Please reproduce every record, keeping each one exactly as written.

DATASET ROWS:
-- -- --
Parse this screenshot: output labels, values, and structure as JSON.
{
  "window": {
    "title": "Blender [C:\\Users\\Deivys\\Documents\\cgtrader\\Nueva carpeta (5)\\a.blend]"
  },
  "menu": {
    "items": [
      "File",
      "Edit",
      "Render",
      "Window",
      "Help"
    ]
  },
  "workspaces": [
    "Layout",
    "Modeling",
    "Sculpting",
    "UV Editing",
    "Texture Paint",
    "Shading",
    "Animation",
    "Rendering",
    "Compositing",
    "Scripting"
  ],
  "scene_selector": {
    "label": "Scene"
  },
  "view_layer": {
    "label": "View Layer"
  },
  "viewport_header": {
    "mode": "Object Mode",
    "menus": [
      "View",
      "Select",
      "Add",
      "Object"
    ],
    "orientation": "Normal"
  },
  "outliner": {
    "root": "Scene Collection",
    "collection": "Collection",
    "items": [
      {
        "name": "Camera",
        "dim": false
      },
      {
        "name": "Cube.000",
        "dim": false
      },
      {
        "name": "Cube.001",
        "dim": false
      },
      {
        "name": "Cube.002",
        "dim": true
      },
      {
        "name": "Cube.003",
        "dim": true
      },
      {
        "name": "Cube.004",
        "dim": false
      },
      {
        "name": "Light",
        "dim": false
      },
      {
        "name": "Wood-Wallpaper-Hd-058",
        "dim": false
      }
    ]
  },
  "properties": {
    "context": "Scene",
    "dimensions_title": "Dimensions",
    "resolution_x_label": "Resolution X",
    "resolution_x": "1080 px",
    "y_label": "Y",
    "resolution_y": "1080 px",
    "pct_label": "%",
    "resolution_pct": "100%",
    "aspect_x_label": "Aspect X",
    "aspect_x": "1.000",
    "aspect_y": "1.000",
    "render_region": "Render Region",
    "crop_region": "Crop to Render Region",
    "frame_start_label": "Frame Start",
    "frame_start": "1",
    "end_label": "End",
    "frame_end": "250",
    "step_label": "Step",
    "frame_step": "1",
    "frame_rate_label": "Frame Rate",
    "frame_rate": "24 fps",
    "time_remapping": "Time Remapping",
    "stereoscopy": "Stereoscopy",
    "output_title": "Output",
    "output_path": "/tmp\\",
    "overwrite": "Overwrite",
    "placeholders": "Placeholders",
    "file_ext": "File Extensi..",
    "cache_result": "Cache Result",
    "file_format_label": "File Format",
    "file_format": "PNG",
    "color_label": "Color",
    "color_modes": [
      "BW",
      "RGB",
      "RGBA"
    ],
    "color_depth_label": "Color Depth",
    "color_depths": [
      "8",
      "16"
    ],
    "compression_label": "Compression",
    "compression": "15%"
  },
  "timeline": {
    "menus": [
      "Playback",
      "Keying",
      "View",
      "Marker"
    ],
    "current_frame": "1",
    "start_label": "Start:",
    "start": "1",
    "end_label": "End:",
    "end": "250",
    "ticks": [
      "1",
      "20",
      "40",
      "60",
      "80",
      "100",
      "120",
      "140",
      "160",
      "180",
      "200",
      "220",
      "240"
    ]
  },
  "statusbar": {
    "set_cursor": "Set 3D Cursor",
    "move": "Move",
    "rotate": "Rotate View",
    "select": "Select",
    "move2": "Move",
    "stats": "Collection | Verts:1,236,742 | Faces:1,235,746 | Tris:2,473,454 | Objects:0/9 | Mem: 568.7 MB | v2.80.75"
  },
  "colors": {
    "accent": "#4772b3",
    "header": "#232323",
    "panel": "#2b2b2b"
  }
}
-- -- --
WORKED SOLUTION:
Parse this screenshot: output labels, values, and structure as JSON.
{
  "window": {
    "title": "Blender [C:\\Users\\Deivys\\Documents\\cgtrader\\Nueva carpeta (5)\\a.blend]"
  },
  "menu": {
    "items": [
      "File",
      "Edit",
      "Render",
      "Window",
      "Help"
    ]
  },
  "workspaces": [
    "Layout",
    "Modeling",
    "Sculpting",
    "UV Editing",
    "Texture Paint",
    "Shading",
    "Animation",
    "Rendering",
    "Compositing",
    "Scripting"
  ],
  "scene_selector": {
    "label": "Scene"
  },
  "view_layer": {
    "label": "View Layer"
  },
  "viewport_header": {
    "mode": "Object Mode",
    "menus": [
      "View",
      "Select",
      "Add",
      "Object"
    ],
    "orientation": "Normal"
  },
  "outliner": {
    "root": "Scene Collection",
    "collection": "Collection",
    "items": [
      {
        "name": "Camera",
        "dim": false
      },
      {
        "name": "Cube.000",
        "dim": false
      },
      {
        "name": "Cube.001",
        "dim": false
      },
      {
        "name": "Cube.002",
        "dim": true
      },
      {
        "name": "Cube.003",
        "dim": true
      },
      {
        "name": "Cube.004",
        "dim": false
      },
      {
        "name": "Light",
        "dim": false
      },
      {
        "name": "Wood-Wallpaper-Hd-058",
        "dim": false
      }
    ]
  },
  "properties": {
    "context": "Scene",
    "dimensions_title": "Dimensions",
    "resolution_x_label": "Resolution X",
    "resolution_x": "1080 px",
    "y_label": "Y",
    "resolution_y": "1080 px",
    "pct_label": "%",
    "resolution_pct": "100%",
    "aspect_x_label": "Aspect X",
    "aspect_x": "1.000",
    "aspect_y": "1.000",
    "render_region": "Render Region",
    "crop_region": "Crop to Render Region",
    "frame_start_label": "Frame Start",
    "frame_start": "1",
    "end_label": "End",
    "frame_end": "250",
    "step_label": "Step",
    "frame_step": "1",
    "frame_rate_label": "Frame Rate",
    "frame_rate": "24 fps",
    "time_remapping": "Time Remapping",
    "stereoscopy": "Stereoscopy",
    "output_title": "Output",
    "output_path": "/tmp\\",
    "overwrite": "Overwrite",
    "placeholders": "Placeholders",
    "file_ext": "File Extensi..",
    "cache_result": "Cache Result",
    "file_format_label": "File Format",
    "file_format": "PNG",
    "color_label": "Color",
    "color_modes": [
      "BW",
      "RGB",
      "RGBA"
    ],
    "color_depth_label": "Color Depth",
    "color_depths": [
      "8",
      "16"
    ],
    "compression_label": "Compression",
    "compression": "15%"
  },
  "timeline": {
    "menus": [
      "Playback",
      "Keying",
      "View",
      "Marker"
    ],
    "current_frame": "1",
    "start_label": "Start:",
    "start": "1",
    "end_label": "End:",
    "end": "250",
    "ticks": [
      "1",
      "20",
      "40",
      "60",
      "80",
      "100",
      "120",
      "140",
      "160",
      "180",
      "200",
      "220",
      "240"
    ]
  },
  "statusbar": {
    "set_cursor": "Set 3D Cursor",
    "move": "Move",
    "rotate": "Rotate View",
    "select": "Select",
    "move2": "Move",
    "stats": "Collection | Verts:1,236,742 | Faces:1,235,746 | Tris:2,473,454 | Objects:0/9 | Mem: 568.7 MB | v2.80.75"
  },
  "colors": {
    "accent": "#4772b3",
    "header": "#232323",
    "panel": "#2b2b2b"
  }
}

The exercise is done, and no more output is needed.